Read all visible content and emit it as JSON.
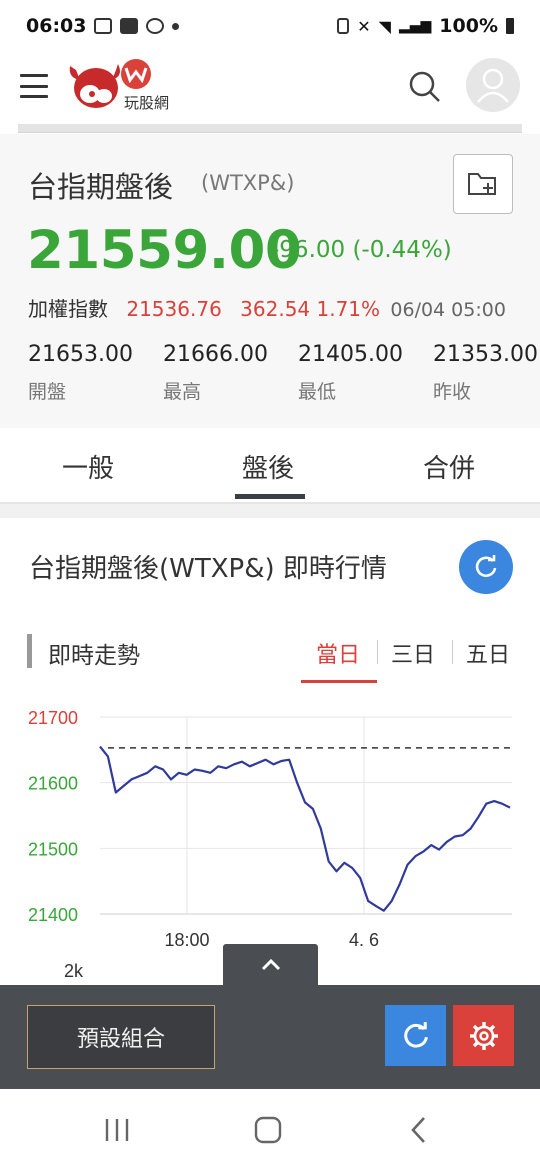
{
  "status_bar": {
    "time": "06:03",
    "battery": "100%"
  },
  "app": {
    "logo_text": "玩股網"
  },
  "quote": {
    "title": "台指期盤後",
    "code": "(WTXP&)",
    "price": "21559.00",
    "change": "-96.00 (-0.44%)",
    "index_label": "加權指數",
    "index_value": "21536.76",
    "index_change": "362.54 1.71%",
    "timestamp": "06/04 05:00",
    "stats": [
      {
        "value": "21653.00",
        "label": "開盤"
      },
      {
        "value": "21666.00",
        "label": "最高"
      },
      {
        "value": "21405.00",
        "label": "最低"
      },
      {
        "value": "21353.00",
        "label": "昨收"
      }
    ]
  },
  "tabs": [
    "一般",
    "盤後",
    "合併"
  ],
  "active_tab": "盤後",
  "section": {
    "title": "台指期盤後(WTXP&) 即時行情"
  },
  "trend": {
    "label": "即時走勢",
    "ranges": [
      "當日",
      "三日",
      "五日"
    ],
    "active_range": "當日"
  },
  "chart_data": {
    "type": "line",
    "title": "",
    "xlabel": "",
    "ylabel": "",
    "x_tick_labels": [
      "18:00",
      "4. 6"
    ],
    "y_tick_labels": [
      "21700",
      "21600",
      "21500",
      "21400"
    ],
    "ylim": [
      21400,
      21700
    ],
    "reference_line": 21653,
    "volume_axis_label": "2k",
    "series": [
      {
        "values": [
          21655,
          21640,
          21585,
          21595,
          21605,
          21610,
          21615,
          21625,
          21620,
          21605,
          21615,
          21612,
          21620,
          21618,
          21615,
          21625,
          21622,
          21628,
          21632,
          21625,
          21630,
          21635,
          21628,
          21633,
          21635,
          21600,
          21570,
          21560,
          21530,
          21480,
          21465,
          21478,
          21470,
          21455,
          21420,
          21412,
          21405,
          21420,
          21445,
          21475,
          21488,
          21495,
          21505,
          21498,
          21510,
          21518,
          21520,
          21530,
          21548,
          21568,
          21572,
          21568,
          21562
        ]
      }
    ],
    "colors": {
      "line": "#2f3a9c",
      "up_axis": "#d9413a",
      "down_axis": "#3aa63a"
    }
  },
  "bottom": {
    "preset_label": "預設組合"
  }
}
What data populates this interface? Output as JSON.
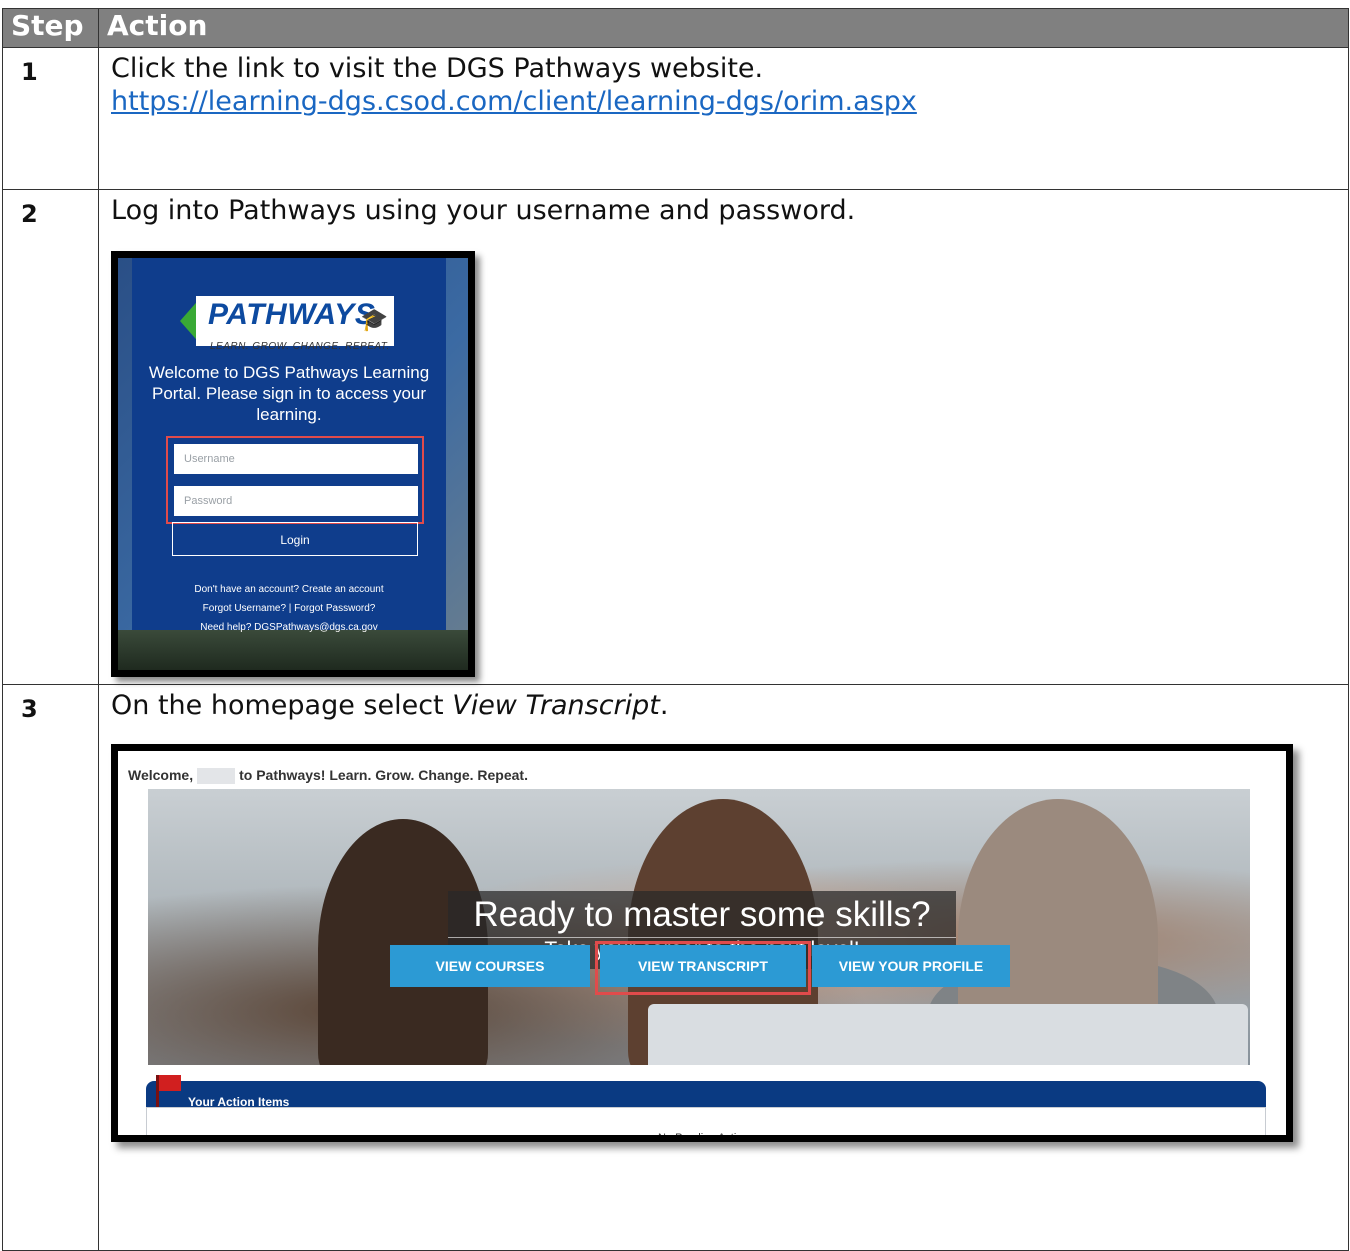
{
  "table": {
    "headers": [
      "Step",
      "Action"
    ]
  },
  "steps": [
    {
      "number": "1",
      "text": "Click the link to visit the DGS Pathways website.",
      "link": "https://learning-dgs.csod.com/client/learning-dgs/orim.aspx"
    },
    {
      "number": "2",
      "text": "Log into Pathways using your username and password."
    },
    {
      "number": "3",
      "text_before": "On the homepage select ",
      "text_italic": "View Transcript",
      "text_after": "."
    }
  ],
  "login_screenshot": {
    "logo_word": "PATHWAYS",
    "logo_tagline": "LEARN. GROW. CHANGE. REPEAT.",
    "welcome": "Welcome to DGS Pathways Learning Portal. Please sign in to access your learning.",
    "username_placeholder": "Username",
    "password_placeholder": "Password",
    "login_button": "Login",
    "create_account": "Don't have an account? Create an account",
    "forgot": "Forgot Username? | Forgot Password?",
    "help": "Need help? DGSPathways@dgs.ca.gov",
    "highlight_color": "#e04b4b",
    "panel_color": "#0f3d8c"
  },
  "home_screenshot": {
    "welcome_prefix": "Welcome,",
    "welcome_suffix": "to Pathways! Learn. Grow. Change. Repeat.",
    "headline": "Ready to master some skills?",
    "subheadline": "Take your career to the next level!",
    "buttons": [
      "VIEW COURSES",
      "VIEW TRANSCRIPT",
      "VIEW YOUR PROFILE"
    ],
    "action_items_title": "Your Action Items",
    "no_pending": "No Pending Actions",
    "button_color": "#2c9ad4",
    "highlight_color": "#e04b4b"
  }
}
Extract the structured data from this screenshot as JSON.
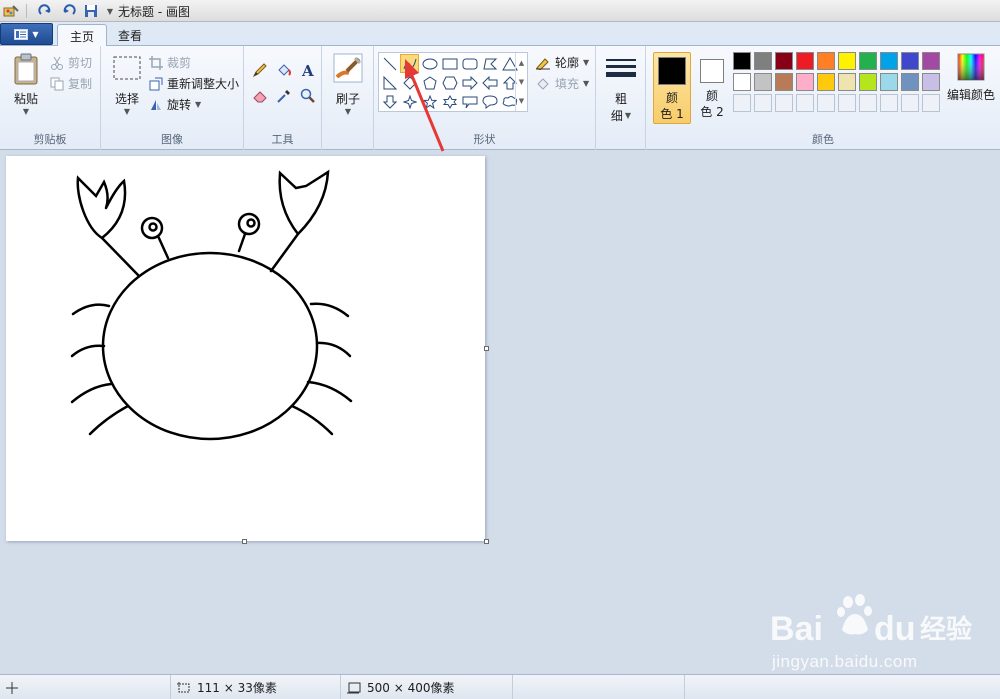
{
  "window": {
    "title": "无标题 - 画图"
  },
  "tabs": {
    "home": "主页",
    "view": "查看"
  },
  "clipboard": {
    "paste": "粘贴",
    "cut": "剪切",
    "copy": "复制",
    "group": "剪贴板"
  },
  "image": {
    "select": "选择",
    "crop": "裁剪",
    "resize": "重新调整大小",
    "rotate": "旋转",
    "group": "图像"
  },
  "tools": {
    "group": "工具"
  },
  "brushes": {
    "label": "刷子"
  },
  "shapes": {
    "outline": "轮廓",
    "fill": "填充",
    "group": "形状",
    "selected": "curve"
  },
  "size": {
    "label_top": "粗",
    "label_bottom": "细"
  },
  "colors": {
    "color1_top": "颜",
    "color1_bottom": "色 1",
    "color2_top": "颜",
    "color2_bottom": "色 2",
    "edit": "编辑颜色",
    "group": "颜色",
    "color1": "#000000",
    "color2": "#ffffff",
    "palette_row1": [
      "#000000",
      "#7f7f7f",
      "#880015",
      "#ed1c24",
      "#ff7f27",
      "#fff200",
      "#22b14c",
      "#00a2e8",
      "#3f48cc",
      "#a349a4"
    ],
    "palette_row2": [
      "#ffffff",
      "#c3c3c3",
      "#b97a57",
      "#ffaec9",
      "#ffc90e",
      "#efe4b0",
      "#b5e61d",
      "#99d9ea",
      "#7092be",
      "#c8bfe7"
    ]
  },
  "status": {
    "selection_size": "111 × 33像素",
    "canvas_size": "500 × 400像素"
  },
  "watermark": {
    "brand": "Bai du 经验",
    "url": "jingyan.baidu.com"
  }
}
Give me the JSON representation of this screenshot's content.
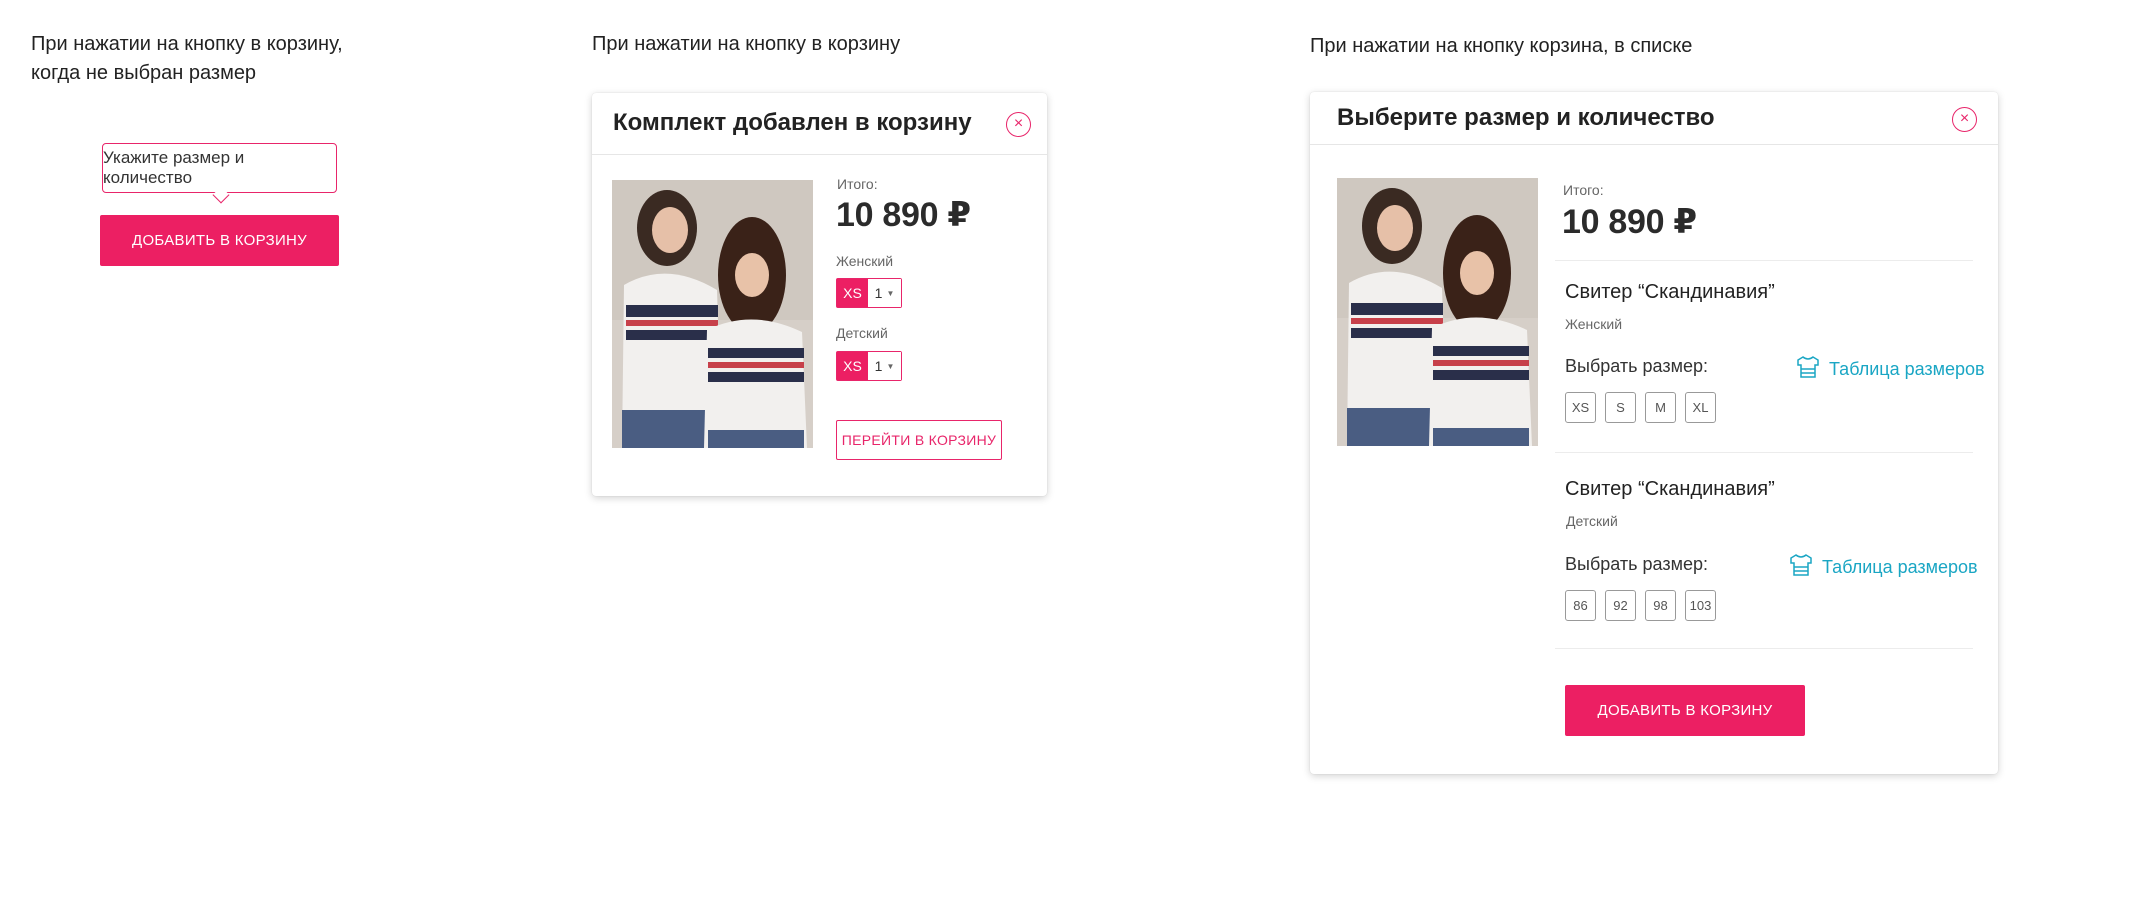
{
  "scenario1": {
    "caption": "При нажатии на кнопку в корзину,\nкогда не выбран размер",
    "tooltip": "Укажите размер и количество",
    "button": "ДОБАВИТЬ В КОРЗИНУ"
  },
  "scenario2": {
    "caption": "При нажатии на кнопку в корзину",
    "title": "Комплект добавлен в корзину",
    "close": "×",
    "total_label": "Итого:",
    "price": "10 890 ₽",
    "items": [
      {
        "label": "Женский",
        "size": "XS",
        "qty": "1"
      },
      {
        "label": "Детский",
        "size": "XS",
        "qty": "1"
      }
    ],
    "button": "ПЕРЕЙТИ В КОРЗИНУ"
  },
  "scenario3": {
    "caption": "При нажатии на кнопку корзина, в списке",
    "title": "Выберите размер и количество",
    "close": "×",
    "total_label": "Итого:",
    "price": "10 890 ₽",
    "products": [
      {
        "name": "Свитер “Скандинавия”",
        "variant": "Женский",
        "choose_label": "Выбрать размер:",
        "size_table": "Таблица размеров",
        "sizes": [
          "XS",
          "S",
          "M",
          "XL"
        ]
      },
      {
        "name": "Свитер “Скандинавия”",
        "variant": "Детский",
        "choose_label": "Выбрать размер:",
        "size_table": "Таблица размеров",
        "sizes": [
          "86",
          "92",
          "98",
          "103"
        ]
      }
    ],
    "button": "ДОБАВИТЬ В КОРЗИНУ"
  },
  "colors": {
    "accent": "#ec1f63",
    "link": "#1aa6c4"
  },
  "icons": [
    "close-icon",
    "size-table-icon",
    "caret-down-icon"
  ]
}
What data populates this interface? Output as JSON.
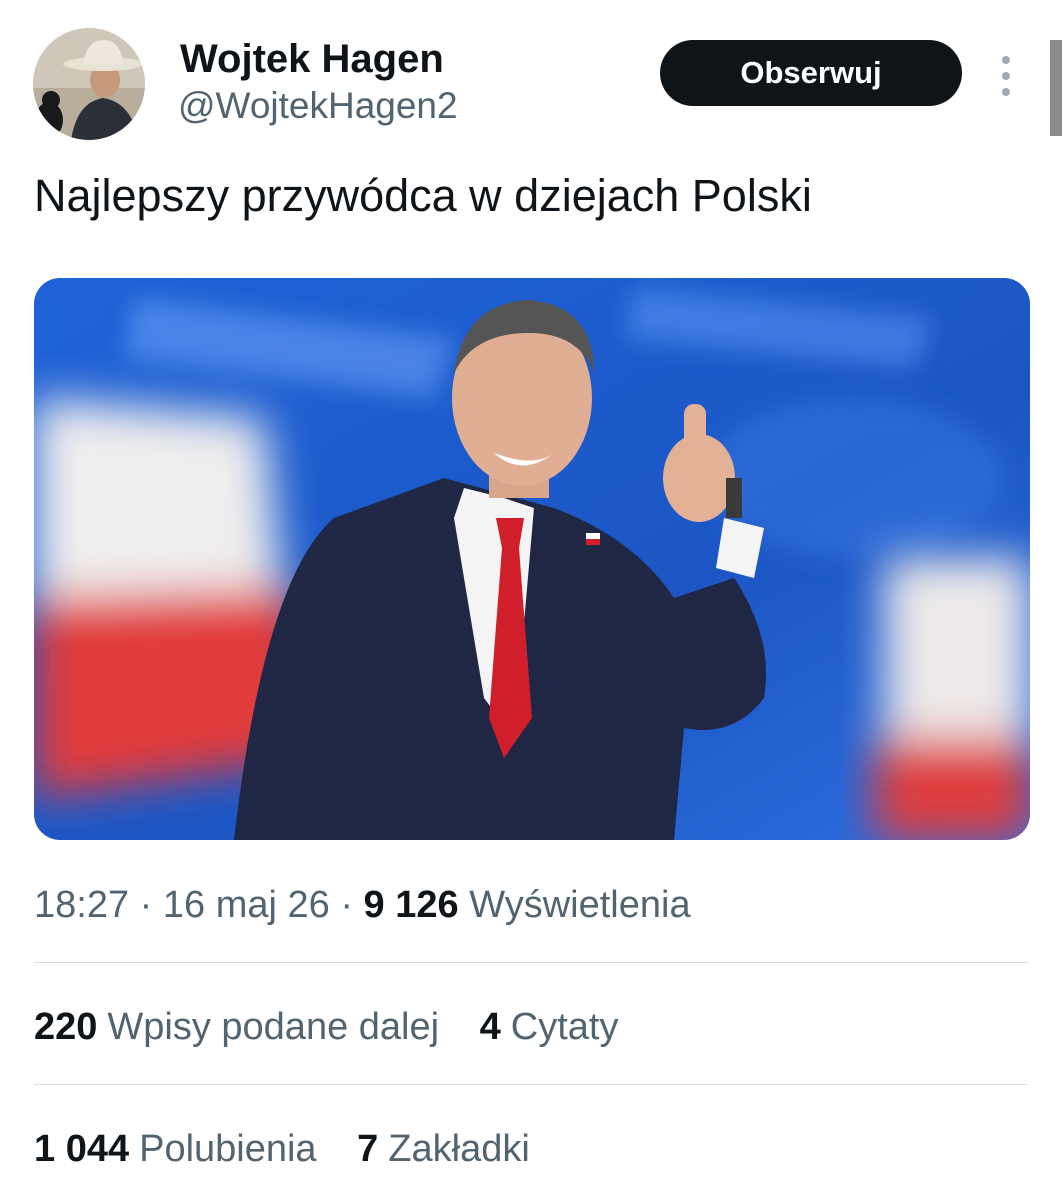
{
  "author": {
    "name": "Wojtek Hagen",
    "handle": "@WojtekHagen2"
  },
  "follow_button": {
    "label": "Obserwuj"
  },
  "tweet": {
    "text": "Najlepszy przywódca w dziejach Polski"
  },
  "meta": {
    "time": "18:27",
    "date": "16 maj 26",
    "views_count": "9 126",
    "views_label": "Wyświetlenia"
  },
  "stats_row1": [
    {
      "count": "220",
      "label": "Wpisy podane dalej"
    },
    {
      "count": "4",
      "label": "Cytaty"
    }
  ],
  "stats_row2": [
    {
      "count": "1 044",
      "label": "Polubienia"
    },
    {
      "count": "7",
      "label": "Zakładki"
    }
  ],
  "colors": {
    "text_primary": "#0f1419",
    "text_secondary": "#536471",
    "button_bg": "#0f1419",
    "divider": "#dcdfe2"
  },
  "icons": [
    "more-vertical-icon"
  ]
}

···

▸ **DIRECTIONS**: Copy out each line of the records that holds the string "JSON".

▸ **COMPLETE OUTPUT**:
Read all visible content and emit it as JSON.
What data populates this interface? Output as JSON.
Extract the structured data from this screenshot as JSON.
Give me the JSON representation of this screenshot's content.
What data populates this interface? Output as JSON.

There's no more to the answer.